▸ Prompt:
Report all lines holding "ჯგუფი".

▸ Records for this task:
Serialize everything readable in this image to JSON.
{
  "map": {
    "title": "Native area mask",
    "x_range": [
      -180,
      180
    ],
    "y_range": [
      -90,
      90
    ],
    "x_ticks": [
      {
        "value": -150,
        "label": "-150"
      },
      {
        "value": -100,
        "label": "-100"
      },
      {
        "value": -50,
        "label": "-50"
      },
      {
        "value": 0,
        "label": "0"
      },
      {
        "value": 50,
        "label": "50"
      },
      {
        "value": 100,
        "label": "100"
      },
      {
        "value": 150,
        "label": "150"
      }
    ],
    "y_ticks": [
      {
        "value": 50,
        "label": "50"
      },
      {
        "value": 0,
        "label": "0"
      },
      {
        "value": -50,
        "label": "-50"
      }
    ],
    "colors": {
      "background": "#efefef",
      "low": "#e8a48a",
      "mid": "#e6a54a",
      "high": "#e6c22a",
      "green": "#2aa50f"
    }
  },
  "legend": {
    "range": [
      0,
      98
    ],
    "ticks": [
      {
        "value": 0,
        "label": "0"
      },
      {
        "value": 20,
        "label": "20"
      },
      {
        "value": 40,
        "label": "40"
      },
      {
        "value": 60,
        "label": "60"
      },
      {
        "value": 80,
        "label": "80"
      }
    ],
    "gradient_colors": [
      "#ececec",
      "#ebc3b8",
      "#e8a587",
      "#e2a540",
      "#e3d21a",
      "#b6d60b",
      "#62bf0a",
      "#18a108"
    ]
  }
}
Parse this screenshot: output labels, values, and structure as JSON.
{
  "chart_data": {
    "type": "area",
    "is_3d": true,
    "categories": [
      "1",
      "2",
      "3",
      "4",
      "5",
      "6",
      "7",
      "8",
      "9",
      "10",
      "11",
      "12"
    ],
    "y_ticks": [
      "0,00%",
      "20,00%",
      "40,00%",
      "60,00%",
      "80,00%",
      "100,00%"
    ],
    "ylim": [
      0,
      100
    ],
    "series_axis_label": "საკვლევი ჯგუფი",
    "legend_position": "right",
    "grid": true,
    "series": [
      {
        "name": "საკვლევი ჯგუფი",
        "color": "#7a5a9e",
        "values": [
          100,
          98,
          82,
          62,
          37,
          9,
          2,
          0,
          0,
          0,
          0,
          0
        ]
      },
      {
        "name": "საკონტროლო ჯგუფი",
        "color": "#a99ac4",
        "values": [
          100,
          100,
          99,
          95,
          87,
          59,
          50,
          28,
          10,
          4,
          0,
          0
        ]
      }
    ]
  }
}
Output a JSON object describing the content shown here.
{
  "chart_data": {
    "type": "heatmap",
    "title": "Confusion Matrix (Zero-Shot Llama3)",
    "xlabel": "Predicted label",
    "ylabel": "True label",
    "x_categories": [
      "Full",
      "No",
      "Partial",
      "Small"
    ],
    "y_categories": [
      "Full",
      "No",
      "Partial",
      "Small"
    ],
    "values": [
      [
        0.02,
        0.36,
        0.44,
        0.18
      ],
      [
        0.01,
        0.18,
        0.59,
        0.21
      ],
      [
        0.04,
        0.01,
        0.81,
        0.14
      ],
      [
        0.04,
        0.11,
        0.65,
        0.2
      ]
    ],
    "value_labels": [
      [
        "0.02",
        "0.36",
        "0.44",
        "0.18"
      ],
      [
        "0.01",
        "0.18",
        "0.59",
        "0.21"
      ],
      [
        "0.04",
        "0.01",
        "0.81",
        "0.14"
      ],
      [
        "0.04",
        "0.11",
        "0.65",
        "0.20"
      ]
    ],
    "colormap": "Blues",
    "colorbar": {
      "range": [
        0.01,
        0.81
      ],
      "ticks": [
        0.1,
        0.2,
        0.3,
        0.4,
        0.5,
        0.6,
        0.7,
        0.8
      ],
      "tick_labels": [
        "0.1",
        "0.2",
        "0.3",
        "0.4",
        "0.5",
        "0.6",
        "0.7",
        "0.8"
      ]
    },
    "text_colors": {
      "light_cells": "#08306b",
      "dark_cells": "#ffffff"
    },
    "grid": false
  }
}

▸ Task output:
    "series_axis_label": "საკვლევი ჯგუფი",
        "name": "საკვლევი ჯგუფი",
        "name": "საკონტროლო ჯგუფი",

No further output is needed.